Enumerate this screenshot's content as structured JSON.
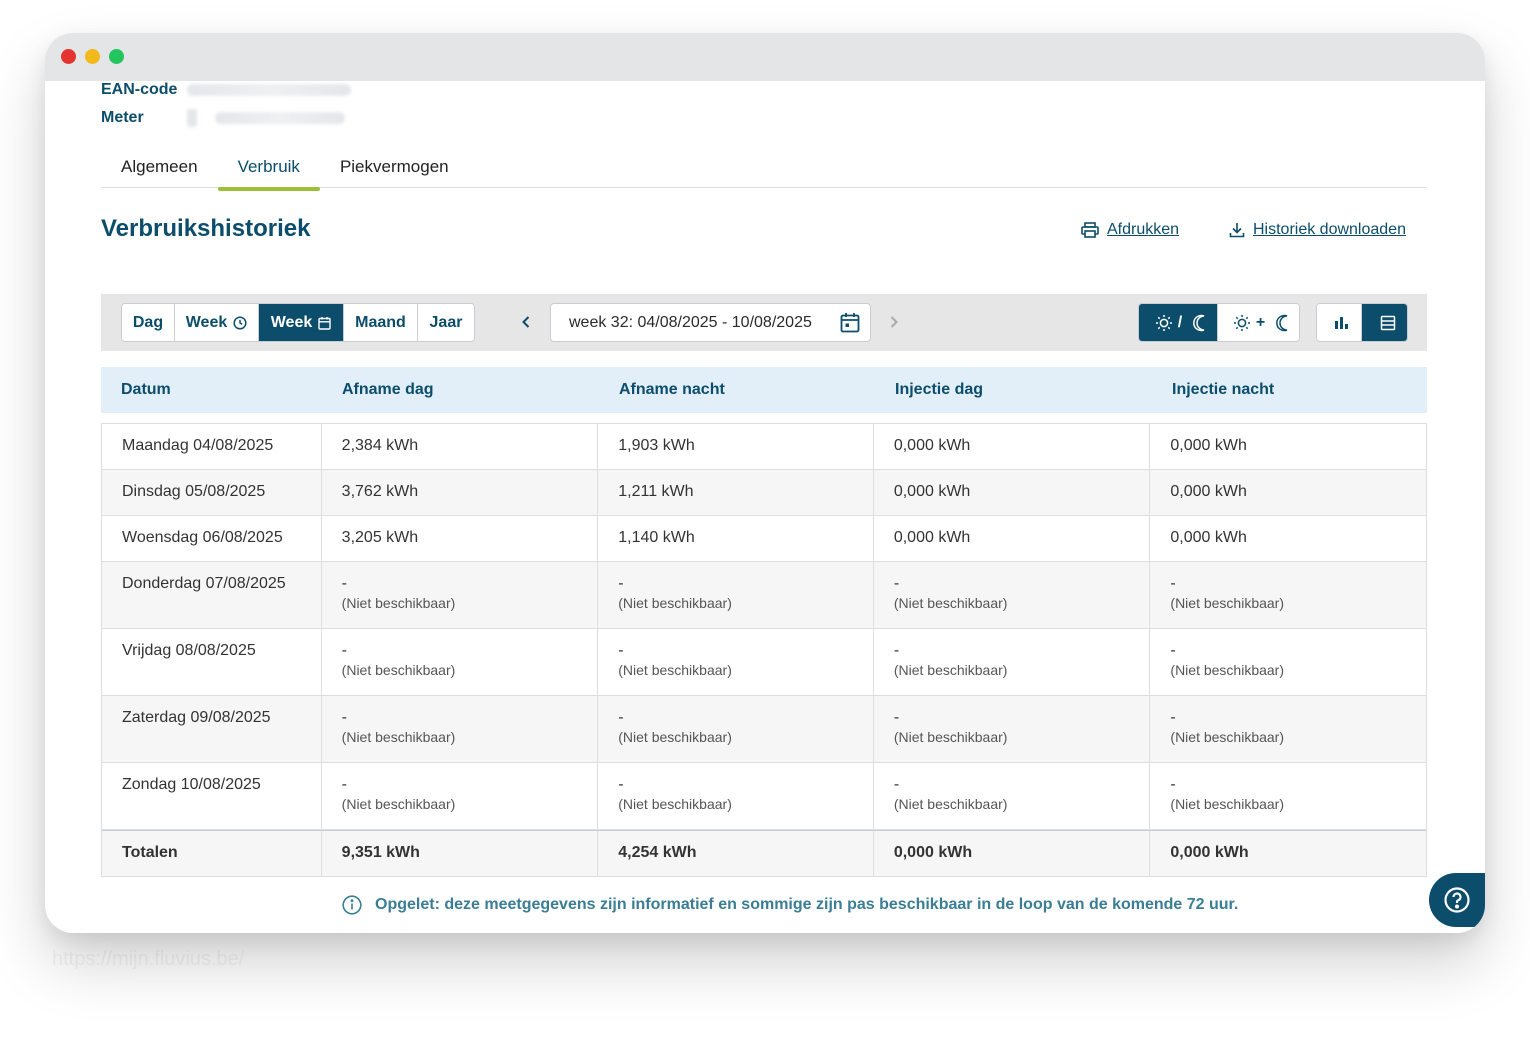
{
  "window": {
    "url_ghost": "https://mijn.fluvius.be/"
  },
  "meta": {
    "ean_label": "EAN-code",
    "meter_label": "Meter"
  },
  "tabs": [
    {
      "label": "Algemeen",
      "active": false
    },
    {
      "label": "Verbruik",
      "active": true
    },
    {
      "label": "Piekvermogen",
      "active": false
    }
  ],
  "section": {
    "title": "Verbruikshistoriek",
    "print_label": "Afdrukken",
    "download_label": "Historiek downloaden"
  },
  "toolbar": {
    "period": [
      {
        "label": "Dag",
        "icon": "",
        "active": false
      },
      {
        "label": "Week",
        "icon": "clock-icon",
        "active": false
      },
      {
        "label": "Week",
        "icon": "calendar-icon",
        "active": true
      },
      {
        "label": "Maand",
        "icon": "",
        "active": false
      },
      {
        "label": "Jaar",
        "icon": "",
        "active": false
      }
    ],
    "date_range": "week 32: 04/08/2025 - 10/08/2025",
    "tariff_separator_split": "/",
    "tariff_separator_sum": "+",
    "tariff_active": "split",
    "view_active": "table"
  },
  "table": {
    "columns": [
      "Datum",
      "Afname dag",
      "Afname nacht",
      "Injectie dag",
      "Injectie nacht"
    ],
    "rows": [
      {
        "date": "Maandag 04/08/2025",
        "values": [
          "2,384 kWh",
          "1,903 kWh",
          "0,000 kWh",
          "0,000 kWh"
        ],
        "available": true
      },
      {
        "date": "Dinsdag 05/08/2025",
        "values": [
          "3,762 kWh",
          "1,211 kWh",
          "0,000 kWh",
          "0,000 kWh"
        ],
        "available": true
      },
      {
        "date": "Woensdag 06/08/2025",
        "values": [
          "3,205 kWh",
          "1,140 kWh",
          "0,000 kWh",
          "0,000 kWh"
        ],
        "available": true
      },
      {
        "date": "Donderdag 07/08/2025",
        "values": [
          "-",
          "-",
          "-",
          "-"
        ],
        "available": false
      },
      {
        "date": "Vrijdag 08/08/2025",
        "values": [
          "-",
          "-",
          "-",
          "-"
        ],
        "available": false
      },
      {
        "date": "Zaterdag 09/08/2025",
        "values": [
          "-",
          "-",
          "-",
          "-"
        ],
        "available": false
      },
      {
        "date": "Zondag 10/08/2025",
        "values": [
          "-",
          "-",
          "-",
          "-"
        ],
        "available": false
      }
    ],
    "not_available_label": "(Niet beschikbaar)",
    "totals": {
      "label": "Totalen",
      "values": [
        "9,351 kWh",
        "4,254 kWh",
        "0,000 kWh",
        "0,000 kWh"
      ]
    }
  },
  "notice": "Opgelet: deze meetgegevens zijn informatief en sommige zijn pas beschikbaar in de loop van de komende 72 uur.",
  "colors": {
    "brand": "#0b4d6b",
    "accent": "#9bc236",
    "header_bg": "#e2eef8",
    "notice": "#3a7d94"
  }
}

####################

:: SET PROBLEM ::
Leave the pictures out and reproduce each record exactly as written.

:: EXERCISE SOLUTION ::
Enumerate this screenshot's content as structured JSON.
{
  "window": {
    "url_ghost": "https://mijn.fluvius.be/"
  },
  "meta": {
    "ean_label": "EAN-code",
    "meter_label": "Meter"
  },
  "tabs": [
    {
      "label": "Algemeen",
      "active": false
    },
    {
      "label": "Verbruik",
      "active": true
    },
    {
      "label": "Piekvermogen",
      "active": false
    }
  ],
  "section": {
    "title": "Verbruikshistoriek",
    "print_label": "Afdrukken",
    "download_label": "Historiek downloaden"
  },
  "toolbar": {
    "period": [
      {
        "label": "Dag",
        "icon": "",
        "active": false
      },
      {
        "label": "Week",
        "icon": "clock-icon",
        "active": false
      },
      {
        "label": "Week",
        "icon": "calendar-icon",
        "active": true
      },
      {
        "label": "Maand",
        "icon": "",
        "active": false
      },
      {
        "label": "Jaar",
        "icon": "",
        "active": false
      }
    ],
    "date_range": "week 32: 04/08/2025 - 10/08/2025",
    "tariff_separator_split": "/",
    "tariff_separator_sum": "+",
    "tariff_active": "split",
    "view_active": "table"
  },
  "table": {
    "columns": [
      "Datum",
      "Afname dag",
      "Afname nacht",
      "Injectie dag",
      "Injectie nacht"
    ],
    "rows": [
      {
        "date": "Maandag 04/08/2025",
        "values": [
          "2,384 kWh",
          "1,903 kWh",
          "0,000 kWh",
          "0,000 kWh"
        ],
        "available": true
      },
      {
        "date": "Dinsdag 05/08/2025",
        "values": [
          "3,762 kWh",
          "1,211 kWh",
          "0,000 kWh",
          "0,000 kWh"
        ],
        "available": true
      },
      {
        "date": "Woensdag 06/08/2025",
        "values": [
          "3,205 kWh",
          "1,140 kWh",
          "0,000 kWh",
          "0,000 kWh"
        ],
        "available": true
      },
      {
        "date": "Donderdag 07/08/2025",
        "values": [
          "-",
          "-",
          "-",
          "-"
        ],
        "available": false
      },
      {
        "date": "Vrijdag 08/08/2025",
        "values": [
          "-",
          "-",
          "-",
          "-"
        ],
        "available": false
      },
      {
        "date": "Zaterdag 09/08/2025",
        "values": [
          "-",
          "-",
          "-",
          "-"
        ],
        "available": false
      },
      {
        "date": "Zondag 10/08/2025",
        "values": [
          "-",
          "-",
          "-",
          "-"
        ],
        "available": false
      }
    ],
    "not_available_label": "(Niet beschikbaar)",
    "totals": {
      "label": "Totalen",
      "values": [
        "9,351 kWh",
        "4,254 kWh",
        "0,000 kWh",
        "0,000 kWh"
      ]
    }
  },
  "notice": "Opgelet: deze meetgegevens zijn informatief en sommige zijn pas beschikbaar in de loop van de komende 72 uur.",
  "colors": {
    "brand": "#0b4d6b",
    "accent": "#9bc236",
    "header_bg": "#e2eef8",
    "notice": "#3a7d94"
  }
}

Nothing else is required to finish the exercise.